**Requirements**. Every line below that holds the string "DESHPANDE" should be copied out.

**Supplied entries**.
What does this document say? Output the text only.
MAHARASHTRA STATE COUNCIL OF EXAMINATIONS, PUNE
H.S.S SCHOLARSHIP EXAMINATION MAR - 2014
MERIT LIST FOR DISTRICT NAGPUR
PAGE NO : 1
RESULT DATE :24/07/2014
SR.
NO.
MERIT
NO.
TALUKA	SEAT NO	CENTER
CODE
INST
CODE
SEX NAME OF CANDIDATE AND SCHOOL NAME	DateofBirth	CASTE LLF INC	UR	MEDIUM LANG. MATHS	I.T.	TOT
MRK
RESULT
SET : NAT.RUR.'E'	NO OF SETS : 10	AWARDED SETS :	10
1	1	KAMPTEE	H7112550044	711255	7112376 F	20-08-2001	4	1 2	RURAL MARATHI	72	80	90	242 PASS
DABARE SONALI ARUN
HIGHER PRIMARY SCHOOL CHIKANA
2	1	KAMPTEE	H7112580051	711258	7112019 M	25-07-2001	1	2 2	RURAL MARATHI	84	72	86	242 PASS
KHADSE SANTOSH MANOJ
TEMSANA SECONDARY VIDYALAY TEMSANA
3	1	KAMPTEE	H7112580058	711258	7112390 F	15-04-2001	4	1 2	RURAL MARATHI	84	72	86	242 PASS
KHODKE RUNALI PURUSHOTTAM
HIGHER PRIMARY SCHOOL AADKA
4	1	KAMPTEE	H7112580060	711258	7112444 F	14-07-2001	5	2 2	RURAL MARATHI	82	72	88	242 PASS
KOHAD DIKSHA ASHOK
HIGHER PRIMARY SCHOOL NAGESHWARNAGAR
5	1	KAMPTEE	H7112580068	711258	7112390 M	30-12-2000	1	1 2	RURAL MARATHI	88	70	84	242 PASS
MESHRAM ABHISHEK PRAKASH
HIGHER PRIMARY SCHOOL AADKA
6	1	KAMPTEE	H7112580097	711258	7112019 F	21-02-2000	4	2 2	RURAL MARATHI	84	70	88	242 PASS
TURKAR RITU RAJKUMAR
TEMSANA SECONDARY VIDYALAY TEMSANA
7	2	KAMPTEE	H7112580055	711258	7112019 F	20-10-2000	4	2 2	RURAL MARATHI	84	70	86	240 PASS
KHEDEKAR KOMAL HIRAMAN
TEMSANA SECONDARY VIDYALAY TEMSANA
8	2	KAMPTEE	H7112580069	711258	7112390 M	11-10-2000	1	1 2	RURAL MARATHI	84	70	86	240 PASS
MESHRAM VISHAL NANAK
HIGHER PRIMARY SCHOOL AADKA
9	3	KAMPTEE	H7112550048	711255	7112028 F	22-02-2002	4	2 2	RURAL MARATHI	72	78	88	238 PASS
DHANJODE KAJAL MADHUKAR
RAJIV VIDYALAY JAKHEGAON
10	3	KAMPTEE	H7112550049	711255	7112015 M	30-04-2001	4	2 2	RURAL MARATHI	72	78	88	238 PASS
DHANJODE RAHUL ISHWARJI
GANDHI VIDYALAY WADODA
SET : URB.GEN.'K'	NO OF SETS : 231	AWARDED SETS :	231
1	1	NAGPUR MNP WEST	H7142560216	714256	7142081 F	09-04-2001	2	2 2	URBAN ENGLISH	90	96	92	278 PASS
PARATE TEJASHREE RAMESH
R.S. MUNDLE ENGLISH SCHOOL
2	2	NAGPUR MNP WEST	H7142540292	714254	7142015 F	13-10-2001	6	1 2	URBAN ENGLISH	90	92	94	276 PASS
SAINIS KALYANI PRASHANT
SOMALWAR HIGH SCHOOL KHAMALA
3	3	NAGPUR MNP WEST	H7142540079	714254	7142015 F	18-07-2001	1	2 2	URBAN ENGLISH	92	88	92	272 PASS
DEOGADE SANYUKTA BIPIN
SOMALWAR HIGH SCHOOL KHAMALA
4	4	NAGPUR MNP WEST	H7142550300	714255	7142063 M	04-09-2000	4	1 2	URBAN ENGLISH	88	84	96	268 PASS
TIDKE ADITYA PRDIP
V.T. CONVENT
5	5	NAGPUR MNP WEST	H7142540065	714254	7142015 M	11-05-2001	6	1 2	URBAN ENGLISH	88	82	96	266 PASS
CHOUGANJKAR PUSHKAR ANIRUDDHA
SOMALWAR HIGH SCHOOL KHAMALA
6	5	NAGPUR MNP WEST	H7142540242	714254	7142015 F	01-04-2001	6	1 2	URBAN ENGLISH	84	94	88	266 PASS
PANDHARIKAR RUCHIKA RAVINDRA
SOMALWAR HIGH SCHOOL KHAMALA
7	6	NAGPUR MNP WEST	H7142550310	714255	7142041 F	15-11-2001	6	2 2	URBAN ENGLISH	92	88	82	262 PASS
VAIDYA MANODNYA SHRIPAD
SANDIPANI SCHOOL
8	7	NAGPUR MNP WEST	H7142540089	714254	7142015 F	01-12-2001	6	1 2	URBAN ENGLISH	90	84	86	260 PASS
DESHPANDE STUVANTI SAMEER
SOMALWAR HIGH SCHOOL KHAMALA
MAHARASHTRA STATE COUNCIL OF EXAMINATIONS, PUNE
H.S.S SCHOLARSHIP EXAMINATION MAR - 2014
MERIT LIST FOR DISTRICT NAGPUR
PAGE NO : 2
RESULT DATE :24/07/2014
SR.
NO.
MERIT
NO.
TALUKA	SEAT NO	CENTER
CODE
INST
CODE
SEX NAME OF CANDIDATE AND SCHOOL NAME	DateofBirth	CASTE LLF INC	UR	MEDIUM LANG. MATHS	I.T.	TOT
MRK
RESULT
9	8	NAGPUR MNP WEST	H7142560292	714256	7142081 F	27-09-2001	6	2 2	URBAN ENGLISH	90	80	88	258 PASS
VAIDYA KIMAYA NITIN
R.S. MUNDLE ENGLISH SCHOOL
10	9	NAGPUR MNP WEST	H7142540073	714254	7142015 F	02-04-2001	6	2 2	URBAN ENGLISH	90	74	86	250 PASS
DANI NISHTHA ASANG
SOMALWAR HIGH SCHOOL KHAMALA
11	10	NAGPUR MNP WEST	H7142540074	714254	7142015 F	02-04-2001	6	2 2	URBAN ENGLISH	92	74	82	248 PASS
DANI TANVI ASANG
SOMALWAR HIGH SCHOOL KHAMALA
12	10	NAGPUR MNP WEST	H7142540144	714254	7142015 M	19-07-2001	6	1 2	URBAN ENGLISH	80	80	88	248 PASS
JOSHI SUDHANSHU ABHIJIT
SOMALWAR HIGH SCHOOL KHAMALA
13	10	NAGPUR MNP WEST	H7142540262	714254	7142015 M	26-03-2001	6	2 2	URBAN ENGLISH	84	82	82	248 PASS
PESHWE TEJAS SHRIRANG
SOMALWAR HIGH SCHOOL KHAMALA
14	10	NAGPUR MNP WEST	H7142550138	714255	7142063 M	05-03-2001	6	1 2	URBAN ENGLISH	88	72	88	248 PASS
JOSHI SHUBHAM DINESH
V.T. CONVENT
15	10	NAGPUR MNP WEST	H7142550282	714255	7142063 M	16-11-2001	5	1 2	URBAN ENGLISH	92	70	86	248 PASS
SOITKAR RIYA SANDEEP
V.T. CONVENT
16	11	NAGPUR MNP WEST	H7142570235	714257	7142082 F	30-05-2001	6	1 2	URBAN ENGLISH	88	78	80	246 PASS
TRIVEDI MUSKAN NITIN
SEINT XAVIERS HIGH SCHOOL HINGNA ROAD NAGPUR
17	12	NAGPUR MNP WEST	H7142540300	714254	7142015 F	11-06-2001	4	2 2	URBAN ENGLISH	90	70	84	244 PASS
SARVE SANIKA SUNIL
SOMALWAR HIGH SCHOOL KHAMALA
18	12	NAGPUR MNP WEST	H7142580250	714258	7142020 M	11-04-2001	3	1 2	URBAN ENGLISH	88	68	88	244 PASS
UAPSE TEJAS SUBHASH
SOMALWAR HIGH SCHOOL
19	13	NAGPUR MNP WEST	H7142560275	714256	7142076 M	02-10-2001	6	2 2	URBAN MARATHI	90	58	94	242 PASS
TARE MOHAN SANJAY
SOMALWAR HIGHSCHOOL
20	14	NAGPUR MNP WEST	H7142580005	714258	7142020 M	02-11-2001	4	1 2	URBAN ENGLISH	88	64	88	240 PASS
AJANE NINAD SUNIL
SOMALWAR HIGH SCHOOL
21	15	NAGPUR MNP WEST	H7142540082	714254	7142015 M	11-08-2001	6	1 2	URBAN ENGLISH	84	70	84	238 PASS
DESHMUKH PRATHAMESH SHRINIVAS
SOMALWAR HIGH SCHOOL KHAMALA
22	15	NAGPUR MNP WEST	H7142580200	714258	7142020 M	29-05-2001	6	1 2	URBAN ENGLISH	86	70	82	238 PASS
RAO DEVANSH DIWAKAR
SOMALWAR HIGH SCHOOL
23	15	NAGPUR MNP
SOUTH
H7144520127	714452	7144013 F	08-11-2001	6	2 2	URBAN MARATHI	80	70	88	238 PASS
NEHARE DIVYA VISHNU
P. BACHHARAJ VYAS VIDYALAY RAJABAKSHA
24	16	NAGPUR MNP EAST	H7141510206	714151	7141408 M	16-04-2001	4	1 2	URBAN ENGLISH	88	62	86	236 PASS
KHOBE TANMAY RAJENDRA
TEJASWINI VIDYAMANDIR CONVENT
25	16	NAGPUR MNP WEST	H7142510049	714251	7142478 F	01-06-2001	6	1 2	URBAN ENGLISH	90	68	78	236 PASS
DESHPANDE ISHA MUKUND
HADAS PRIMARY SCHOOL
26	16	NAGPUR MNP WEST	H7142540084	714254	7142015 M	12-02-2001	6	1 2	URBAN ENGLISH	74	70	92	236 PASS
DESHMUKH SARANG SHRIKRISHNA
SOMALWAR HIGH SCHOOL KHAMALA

**Result of the exercise**.
DESHPANDE STUVANTI SAMEER
DESHPANDE ISHA MUKUND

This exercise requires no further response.